━━━━━ AVAILABLE RECORDS
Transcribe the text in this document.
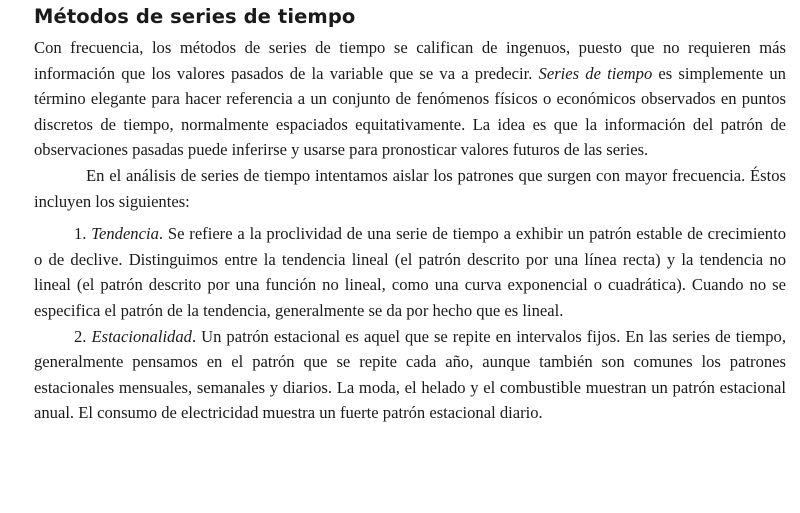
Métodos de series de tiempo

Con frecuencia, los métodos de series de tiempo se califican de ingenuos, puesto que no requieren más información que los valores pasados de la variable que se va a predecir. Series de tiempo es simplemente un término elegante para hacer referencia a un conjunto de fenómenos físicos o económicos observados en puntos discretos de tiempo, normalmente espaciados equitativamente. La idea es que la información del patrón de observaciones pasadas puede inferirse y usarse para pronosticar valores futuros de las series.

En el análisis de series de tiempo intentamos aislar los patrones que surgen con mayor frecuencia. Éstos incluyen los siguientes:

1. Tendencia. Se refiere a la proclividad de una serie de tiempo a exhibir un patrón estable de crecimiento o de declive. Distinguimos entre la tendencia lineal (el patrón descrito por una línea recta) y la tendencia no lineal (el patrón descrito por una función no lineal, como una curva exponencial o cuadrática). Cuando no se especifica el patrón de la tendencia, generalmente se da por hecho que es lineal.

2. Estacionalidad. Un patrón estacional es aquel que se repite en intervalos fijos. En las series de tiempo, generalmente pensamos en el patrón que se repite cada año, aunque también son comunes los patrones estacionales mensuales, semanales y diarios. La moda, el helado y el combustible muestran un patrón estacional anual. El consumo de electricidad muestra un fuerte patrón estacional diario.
━━━━━━━━━━
SHORT TASK => Extract all the data above exactly, excluding every picture.

CORRECT RESULT =>
Transcribe the text in this document.
Métodos de series de tiempo

Con frecuencia, los métodos de series de tiempo se califican de ingenuos, puesto que no requieren más información que los valores pasados de la variable que se va a predecir. Series de tiempo es simplemente un término elegante para hacer referencia a un conjunto de fenómenos físicos o económicos observados en puntos discretos de tiempo, normalmente espaciados equitativamente. La idea es que la información del patrón de observaciones pasadas puede inferirse y usarse para pronosticar valores futuros de las series.

En el análisis de series de tiempo intentamos aislar los patrones que surgen con mayor frecuencia. Éstos incluyen los siguientes:

1. Tendencia. Se refiere a la proclividad de una serie de tiempo a exhibir un patrón estable de crecimiento o de declive. Distinguimos entre la tendencia lineal (el patrón descrito por una línea recta) y la tendencia no lineal (el patrón descrito por una función no lineal, como una curva exponencial o cuadrática). Cuando no se especifica el patrón de la tendencia, generalmente se da por hecho que es lineal.

2. Estacionalidad. Un patrón estacional es aquel que se repite en intervalos fijos. En las series de tiempo, generalmente pensamos en el patrón que se repite cada año, aunque también son comunes los patrones estacionales mensuales, semanales y diarios. La moda, el helado y el combustible muestran un patrón estacional anual. El consumo de electricidad muestra un fuerte patrón estacional diario.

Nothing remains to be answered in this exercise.